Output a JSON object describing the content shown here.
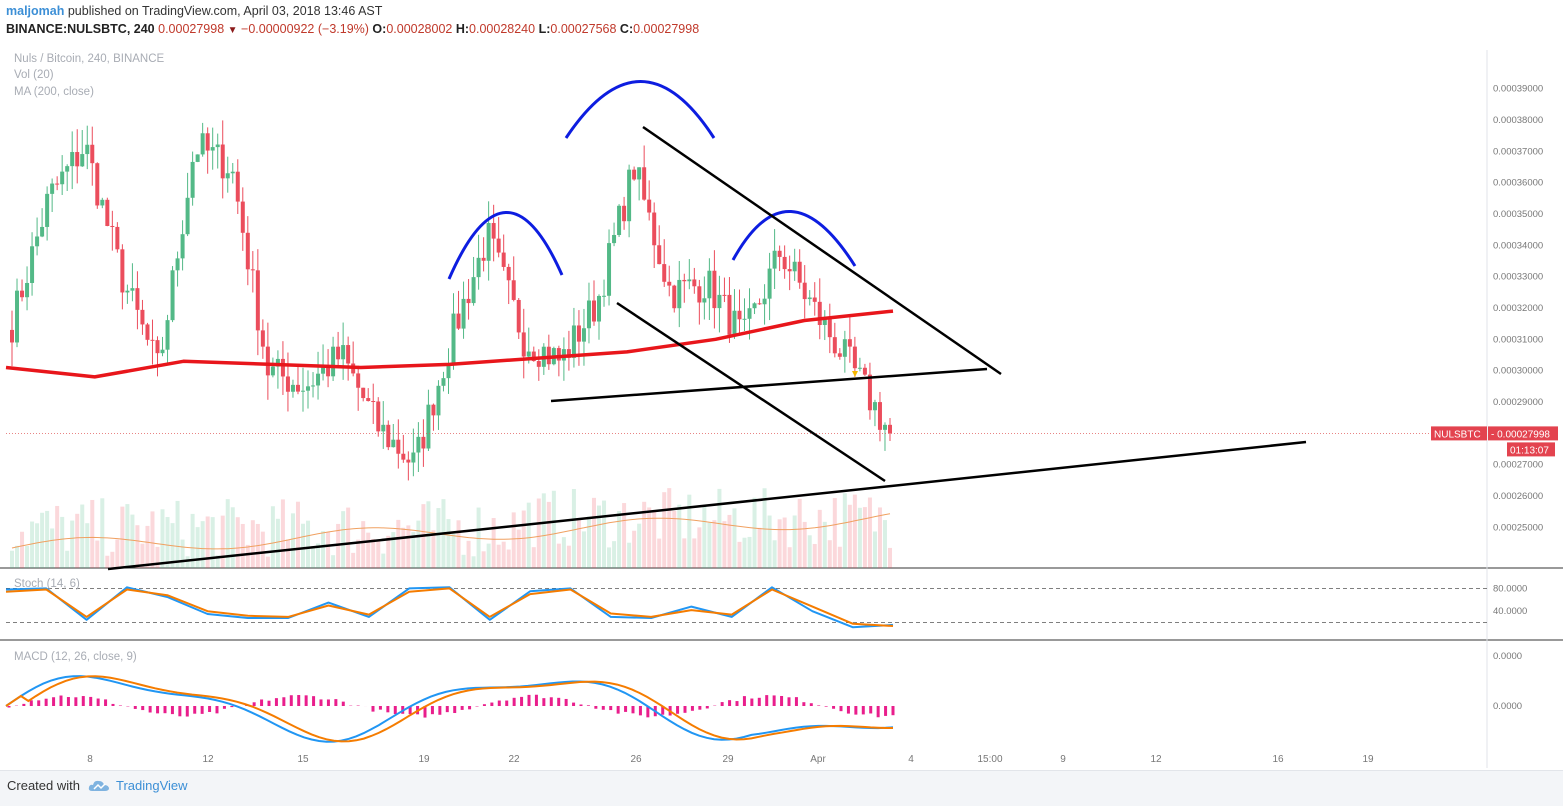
{
  "header": {
    "user": "maljomah",
    "published_text": "published on TradingView.com, April 03, 2018 13:46 AST",
    "symbol_line": "BINANCE:NULSBTC, 240",
    "last_price": "0.00027998",
    "change": "−0.00000922 (−3.19%)",
    "open_label": "O:",
    "open": "0.00028002",
    "high_label": "H:",
    "high": "0.00028240",
    "low_label": "L:",
    "low": "0.00027568",
    "close_label": "C:",
    "close": "0.00027998"
  },
  "legends": {
    "pair": "Nuls / Bitcoin, 240, BINANCE",
    "vol": "Vol (20)",
    "ma": "MA (200, close)",
    "stoch": "Stoch (14, 6)",
    "macd": "MACD (12, 26, close, 9)"
  },
  "price_badge": {
    "symbol": "NULSBTC",
    "value": "0.00027998",
    "countdown": "01:13:07"
  },
  "colors": {
    "up": "#53b987",
    "down": "#eb4d5c",
    "ma": "#e8161b",
    "stoch_k": "#2196f3",
    "stoch_d": "#f57c00",
    "macd_hist": "#e91e8c",
    "pattern_arc": "#0d1de0",
    "trendline": "#000000"
  },
  "footer": {
    "created_with": "Created with",
    "brand": "TradingView"
  },
  "chart_data": [
    {
      "type": "candlestick",
      "title": "Nuls / Bitcoin, 240, BINANCE",
      "y_ticks": [
        "0.00039000",
        "0.00038000",
        "0.00037000",
        "0.00036000",
        "0.00035000",
        "0.00034000",
        "0.00033000",
        "0.00032000",
        "0.00031000",
        "0.00030000",
        "0.00029000",
        "0.00027000",
        "0.00026000",
        "0.00025000"
      ],
      "ylim": [
        0.000245,
        0.000395
      ],
      "x_ticks": [
        "8",
        "12",
        "15",
        "19",
        "22",
        "26",
        "29",
        "Apr",
        "4",
        "15:00",
        "9",
        "12",
        "16",
        "19"
      ],
      "series_close_approx": [
        0.000315,
        0.000355,
        0.000372,
        0.00033,
        0.0003,
        0.000372,
        0.000365,
        0.0003,
        0.000295,
        0.000305,
        0.000282,
        0.00027,
        0.00031,
        0.000343,
        0.00031,
        0.000303,
        0.000322,
        0.000365,
        0.000325,
        0.000328,
        0.00031,
        0.000338,
        0.000318,
        0.0003,
        0.00028
      ],
      "ma_200": [
        0.000301,
        0.000298,
        0.000303,
        0.000302,
        0.000301,
        0.000302,
        0.000304,
        0.000306,
        0.00031,
        0.000316,
        0.000319
      ],
      "last_price": 0.00027998,
      "annotations": [
        "head and shoulders",
        "descending channel",
        "ascending support line",
        "horizontal neckline"
      ]
    },
    {
      "type": "line",
      "title": "Stoch (14, 6)",
      "y_ticks": [
        "80.0000",
        "40.0000"
      ],
      "series": [
        {
          "name": "%K",
          "values": [
            78,
            80,
            25,
            82,
            65,
            35,
            28,
            28,
            55,
            30,
            80,
            82,
            25,
            75,
            80,
            30,
            28,
            48,
            30,
            82,
            40,
            12,
            16
          ]
        },
        {
          "name": "%D",
          "values": [
            74,
            78,
            30,
            78,
            68,
            40,
            32,
            30,
            50,
            34,
            74,
            80,
            30,
            70,
            78,
            36,
            30,
            42,
            34,
            78,
            48,
            18,
            14
          ]
        }
      ]
    },
    {
      "type": "bar",
      "title": "MACD (12, 26, close, 9)",
      "y_ticks": [
        "0.0000",
        "0.0000"
      ]
    }
  ]
}
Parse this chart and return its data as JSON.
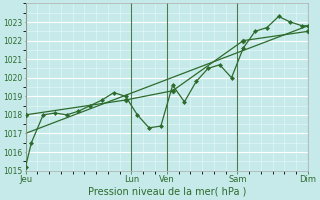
{
  "title": "",
  "xlabel": "Pression niveau de la mer( hPa )",
  "ylabel": "",
  "bg_color": "#c6eaea",
  "grid_color": "#ffffff",
  "grid_minor_color": "#daf0f0",
  "line_color": "#2d6b2d",
  "ylim": [
    1015,
    1024
  ],
  "yticks": [
    1015,
    1016,
    1017,
    1018,
    1019,
    1020,
    1021,
    1022,
    1023
  ],
  "xlim": [
    0,
    96
  ],
  "day_labels": [
    "Jeu",
    "Lun",
    "Ven",
    "Sam",
    "Dim"
  ],
  "day_positions": [
    0,
    36,
    48,
    72,
    96
  ],
  "series1_x": [
    0,
    2,
    6,
    10,
    14,
    18,
    22,
    26,
    30,
    34,
    38,
    42,
    46,
    50,
    54,
    58,
    62,
    66,
    70,
    74,
    78,
    82,
    86,
    90,
    94,
    96
  ],
  "series1_y": [
    1015.2,
    1016.5,
    1018.0,
    1018.1,
    1018.0,
    1018.2,
    1018.5,
    1018.8,
    1019.2,
    1019.0,
    1018.0,
    1017.3,
    1017.4,
    1019.6,
    1018.7,
    1019.8,
    1020.5,
    1020.7,
    1020.0,
    1021.6,
    1022.5,
    1022.7,
    1023.3,
    1023.0,
    1022.8,
    1022.8
  ],
  "series2_x": [
    0,
    34,
    50,
    74,
    96
  ],
  "series2_y": [
    1018.0,
    1018.8,
    1019.3,
    1022.0,
    1022.5
  ],
  "series3_x": [
    0,
    96
  ],
  "series3_y": [
    1017.0,
    1022.8
  ],
  "figsize": [
    3.2,
    2.0
  ],
  "dpi": 100
}
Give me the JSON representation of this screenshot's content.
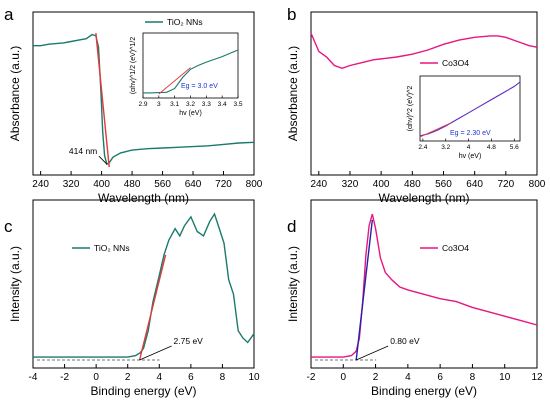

------------------------------------------------------------

WHAT NEEDS TO BE DONE:
From the data above, pick out each line containing "BINANCE" and copy it.

SOLUTION FOR THIS EXERCISE:
    "symbol_line": "BINANCE:NULSBTC, 240",
    "pair": "Nuls / Bitcoin, 240, BINANCE",
      "title": "Nuls / Bitcoin, 240, BINANCE",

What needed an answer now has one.